RAW RECORDS:
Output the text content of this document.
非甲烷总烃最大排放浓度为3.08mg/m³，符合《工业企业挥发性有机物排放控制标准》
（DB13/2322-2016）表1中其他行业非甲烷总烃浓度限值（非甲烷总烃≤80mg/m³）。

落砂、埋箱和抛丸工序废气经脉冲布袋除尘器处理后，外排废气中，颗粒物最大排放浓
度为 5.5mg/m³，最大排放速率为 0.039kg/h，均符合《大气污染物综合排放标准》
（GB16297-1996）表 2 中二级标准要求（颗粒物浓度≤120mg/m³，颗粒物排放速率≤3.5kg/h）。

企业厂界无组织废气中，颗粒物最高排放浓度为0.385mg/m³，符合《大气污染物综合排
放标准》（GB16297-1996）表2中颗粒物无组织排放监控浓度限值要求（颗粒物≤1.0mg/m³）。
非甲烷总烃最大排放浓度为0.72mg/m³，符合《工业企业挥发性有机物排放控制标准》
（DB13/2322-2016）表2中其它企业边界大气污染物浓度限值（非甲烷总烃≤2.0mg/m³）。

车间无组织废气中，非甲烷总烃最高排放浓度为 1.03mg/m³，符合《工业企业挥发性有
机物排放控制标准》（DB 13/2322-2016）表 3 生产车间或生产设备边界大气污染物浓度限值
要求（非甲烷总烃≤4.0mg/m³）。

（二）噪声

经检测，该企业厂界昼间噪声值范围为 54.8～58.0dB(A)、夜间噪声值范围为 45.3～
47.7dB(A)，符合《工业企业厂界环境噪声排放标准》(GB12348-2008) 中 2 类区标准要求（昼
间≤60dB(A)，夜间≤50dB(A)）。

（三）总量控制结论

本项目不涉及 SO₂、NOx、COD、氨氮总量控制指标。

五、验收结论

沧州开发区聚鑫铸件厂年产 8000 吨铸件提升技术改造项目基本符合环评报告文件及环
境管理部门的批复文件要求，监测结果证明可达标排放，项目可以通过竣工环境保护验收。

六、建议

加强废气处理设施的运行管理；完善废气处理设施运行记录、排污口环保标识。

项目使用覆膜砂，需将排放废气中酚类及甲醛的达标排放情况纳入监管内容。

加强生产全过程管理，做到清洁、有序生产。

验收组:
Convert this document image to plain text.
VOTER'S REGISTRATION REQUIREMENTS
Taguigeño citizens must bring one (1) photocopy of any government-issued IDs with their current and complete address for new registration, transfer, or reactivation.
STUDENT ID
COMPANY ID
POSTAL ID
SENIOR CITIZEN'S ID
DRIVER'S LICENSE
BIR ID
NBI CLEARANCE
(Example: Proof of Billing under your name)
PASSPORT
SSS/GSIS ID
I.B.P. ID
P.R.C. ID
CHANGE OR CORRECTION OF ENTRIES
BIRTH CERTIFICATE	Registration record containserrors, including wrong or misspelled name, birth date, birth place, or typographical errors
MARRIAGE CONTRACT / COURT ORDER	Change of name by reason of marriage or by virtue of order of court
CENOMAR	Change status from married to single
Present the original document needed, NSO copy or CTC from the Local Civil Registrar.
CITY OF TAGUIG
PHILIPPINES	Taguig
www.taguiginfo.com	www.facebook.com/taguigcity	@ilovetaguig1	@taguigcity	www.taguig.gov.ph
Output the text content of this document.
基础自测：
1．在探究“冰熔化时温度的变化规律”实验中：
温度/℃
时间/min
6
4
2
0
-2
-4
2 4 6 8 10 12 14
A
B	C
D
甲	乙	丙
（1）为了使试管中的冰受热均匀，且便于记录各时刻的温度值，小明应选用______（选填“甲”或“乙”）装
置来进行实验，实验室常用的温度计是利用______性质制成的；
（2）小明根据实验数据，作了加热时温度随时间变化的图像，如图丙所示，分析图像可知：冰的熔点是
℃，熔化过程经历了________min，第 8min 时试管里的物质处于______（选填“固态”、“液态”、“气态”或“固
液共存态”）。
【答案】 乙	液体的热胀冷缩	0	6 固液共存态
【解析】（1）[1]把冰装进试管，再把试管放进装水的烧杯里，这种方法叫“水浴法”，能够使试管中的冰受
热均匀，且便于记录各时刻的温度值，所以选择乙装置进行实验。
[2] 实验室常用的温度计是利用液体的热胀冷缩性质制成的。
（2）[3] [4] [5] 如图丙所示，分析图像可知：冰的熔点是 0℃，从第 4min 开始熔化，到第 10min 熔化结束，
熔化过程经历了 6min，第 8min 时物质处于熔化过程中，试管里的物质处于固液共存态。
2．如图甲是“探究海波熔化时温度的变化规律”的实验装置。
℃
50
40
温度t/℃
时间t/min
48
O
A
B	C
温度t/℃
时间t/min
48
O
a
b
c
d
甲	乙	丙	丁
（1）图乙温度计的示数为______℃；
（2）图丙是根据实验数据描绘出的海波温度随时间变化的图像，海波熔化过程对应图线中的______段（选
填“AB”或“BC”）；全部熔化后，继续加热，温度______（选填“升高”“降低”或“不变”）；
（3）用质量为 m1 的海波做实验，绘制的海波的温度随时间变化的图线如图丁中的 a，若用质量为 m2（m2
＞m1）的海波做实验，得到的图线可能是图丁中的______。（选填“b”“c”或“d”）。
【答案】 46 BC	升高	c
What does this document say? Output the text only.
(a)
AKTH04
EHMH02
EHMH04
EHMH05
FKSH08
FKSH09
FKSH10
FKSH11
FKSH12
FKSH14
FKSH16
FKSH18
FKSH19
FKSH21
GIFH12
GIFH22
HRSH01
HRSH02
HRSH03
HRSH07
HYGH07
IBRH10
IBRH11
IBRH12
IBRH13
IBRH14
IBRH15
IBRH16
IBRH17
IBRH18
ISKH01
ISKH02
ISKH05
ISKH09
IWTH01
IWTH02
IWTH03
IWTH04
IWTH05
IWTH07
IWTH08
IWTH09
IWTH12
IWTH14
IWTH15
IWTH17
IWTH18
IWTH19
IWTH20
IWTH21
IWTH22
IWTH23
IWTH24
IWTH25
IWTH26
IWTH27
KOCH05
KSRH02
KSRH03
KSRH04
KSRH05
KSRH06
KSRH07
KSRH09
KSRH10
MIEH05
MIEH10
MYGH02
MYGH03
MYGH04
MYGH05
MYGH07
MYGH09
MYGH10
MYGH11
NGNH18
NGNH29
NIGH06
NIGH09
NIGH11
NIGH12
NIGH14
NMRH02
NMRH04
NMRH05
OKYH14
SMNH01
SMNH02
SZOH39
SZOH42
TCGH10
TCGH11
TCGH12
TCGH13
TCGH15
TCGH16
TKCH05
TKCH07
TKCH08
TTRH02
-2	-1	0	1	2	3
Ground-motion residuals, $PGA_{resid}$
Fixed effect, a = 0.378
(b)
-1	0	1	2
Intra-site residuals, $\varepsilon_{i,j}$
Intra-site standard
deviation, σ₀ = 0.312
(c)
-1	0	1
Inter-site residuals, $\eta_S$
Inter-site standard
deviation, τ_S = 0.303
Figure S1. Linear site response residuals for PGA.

EXERCISE REQUIREMENTS:
Restate the data above exactly, keeping each word as it stands.

EXERCISE SOLUTION:
Output the text content of this document.
非甲烷总烃最大排放浓度为3.08mg/m³，符合《工业企业挥发性有机物排放控制标准》
（DB13/2322-2016）表1中其他行业非甲烷总烃浓度限值（非甲烷总烃≤80mg/m³）。

落砂、埋箱和抛丸工序废气经脉冲布袋除尘器处理后，外排废气中，颗粒物最大排放浓
度为 5.5mg/m³，最大排放速率为 0.039kg/h，均符合《大气污染物综合排放标准》
（GB16297-1996）表 2 中二级标准要求（颗粒物浓度≤120mg/m³，颗粒物排放速率≤3.5kg/h）。

企业厂界无组织废气中，颗粒物最高排放浓度为0.385mg/m³，符合《大气污染物综合排
放标准》（GB16297-1996）表2中颗粒物无组织排放监控浓度限值要求（颗粒物≤1.0mg/m³）。
非甲烷总烃最大排放浓度为0.72mg/m³，符合《工业企业挥发性有机物排放控制标准》
（DB13/2322-2016）表2中其它企业边界大气污染物浓度限值（非甲烷总烃≤2.0mg/m³）。

车间无组织废气中，非甲烷总烃最高排放浓度为 1.03mg/m³，符合《工业企业挥发性有
机物排放控制标准》（DB 13/2322-2016）表 3 生产车间或生产设备边界大气污染物浓度限值
要求（非甲烷总烃≤4.0mg/m³）。

（二）噪声

经检测，该企业厂界昼间噪声值范围为 54.8～58.0dB(A)、夜间噪声值范围为 45.3～
47.7dB(A)，符合《工业企业厂界环境噪声排放标准》(GB12348-2008) 中 2 类区标准要求（昼
间≤60dB(A)，夜间≤50dB(A)）。

（三）总量控制结论

本项目不涉及 SO₂、NOx、COD、氨氮总量控制指标。

五、验收结论

沧州开发区聚鑫铸件厂年产 8000 吨铸件提升技术改造项目基本符合环评报告文件及环
境管理部门的批复文件要求，监测结果证明可达标排放，项目可以通过竣工环境保护验收。

六、建议

加强废气处理设施的运行管理；完善废气处理设施运行记录、排污口环保标识。

项目使用覆膜砂，需将排放废气中酚类及甲醛的达标排放情况纳入监管内容。

加强生产全过程管理，做到清洁、有序生产。

验收组:
Convert this document image to plain text.
VOTER'S REGISTRATION REQUIREMENTS
Taguigeño citizens must bring one (1) photocopy of any government-issued IDs with their current and complete address for new registration, transfer, or reactivation.
STUDENT ID
COMPANY ID
POSTAL ID
SENIOR CITIZEN'S ID
DRIVER'S LICENSE
BIR ID
NBI CLEARANCE
(Example: Proof of Billing under your name)
PASSPORT
SSS/GSIS ID
I.B.P. ID
P.R.C. ID
CHANGE OR CORRECTION OF ENTRIES
BIRTH CERTIFICATE	Registration record containserrors, including wrong or misspelled name, birth date, birth place, or typographical errors
MARRIAGE CONTRACT / COURT ORDER	Change of name by reason of marriage or by virtue of order of court
CENOMAR	Change status from married to single
Present the original document needed, NSO copy or CTC from the Local Civil Registrar.
CITY OF TAGUIG
PHILIPPINES	Taguig
www.taguiginfo.com	www.facebook.com/taguigcity	@ilovetaguig1	@taguigcity	www.taguig.gov.ph
Output the text content of this document.
基础自测：
1．在探究“冰熔化时温度的变化规律”实验中：
温度/℃
时间/min
6
4
2
0
-2
-4
2 4 6 8 10 12 14
A
B	C
D
甲	乙	丙
（1）为了使试管中的冰受热均匀，且便于记录各时刻的温度值，小明应选用______（选填“甲”或“乙”）装
置来进行实验，实验室常用的温度计是利用______性质制成的；
（2）小明根据实验数据，作了加热时温度随时间变化的图像，如图丙所示，分析图像可知：冰的熔点是
℃，熔化过程经历了________min，第 8min 时试管里的物质处于______（选填“固态”、“液态”、“气态”或“固
液共存态”）。
【答案】 乙	液体的热胀冷缩	0	6 固液共存态
【解析】（1）[1]把冰装进试管，再把试管放进装水的烧杯里，这种方法叫“水浴法”，能够使试管中的冰受
热均匀，且便于记录各时刻的温度值，所以选择乙装置进行实验。
[2] 实验室常用的温度计是利用液体的热胀冷缩性质制成的。
（2）[3] [4] [5] 如图丙所示，分析图像可知：冰的熔点是 0℃，从第 4min 开始熔化，到第 10min 熔化结束，
熔化过程经历了 6min，第 8min 时物质处于熔化过程中，试管里的物质处于固液共存态。
2．如图甲是“探究海波熔化时温度的变化规律”的实验装置。
℃
50
40
温度t/℃
时间t/min
48
O
A
B	C
温度t/℃
时间t/min
48
O
a
b
c
d
甲	乙	丙	丁
（1）图乙温度计的示数为______℃；
（2）图丙是根据实验数据描绘出的海波温度随时间变化的图像，海波熔化过程对应图线中的______段（选
填“AB”或“BC”）；全部熔化后，继续加热，温度______（选填“升高”“降低”或“不变”）；
（3）用质量为 m1 的海波做实验，绘制的海波的温度随时间变化的图线如图丁中的 a，若用质量为 m2（m2
＞m1）的海波做实验，得到的图线可能是图丁中的______。（选填“b”“c”或“d”）。
【答案】 46 BC	升高	c
What does this document say? Output the text only.
(a)
AKTH04
EHMH02
EHMH04
EHMH05
FKSH08
FKSH09
FKSH10
FKSH11
FKSH12
FKSH14
FKSH16
FKSH18
FKSH19
FKSH21
GIFH12
GIFH22
HRSH01
HRSH02
HRSH03
HRSH07
HYGH07
IBRH10
IBRH11
IBRH12
IBRH13
IBRH14
IBRH15
IBRH16
IBRH17
IBRH18
ISKH01
ISKH02
ISKH05
ISKH09
IWTH01
IWTH02
IWTH03
IWTH04
IWTH05
IWTH07
IWTH08
IWTH09
IWTH12
IWTH14
IWTH15
IWTH17
IWTH18
IWTH19
IWTH20
IWTH21
IWTH22
IWTH23
IWTH24
IWTH25
IWTH26
IWTH27
KOCH05
KSRH02
KSRH03
KSRH04
KSRH05
KSRH06
KSRH07
KSRH09
KSRH10
MIEH05
MIEH10
MYGH02
MYGH03
MYGH04
MYGH05
MYGH07
MYGH09
MYGH10
MYGH11
NGNH18
NGNH29
NIGH06
NIGH09
NIGH11
NIGH12
NIGH14
NMRH02
NMRH04
NMRH05
OKYH14
SMNH01
SMNH02
SZOH39
SZOH42
TCGH10
TCGH11
TCGH12
TCGH13
TCGH15
TCGH16
TKCH05
TKCH07
TKCH08
TTRH02
-2	-1	0	1	2	3
Ground-motion residuals, $PGA_{resid}$
Fixed effect, a = 0.378
(b)
-1	0	1	2
Intra-site residuals, $\varepsilon_{i,j}$
Intra-site standard
deviation, σ₀ = 0.312
(c)
-1	0	1
Inter-site residuals, $\eta_S$
Inter-site standard
deviation, τ_S = 0.303
Figure S1. Linear site response residuals for PGA.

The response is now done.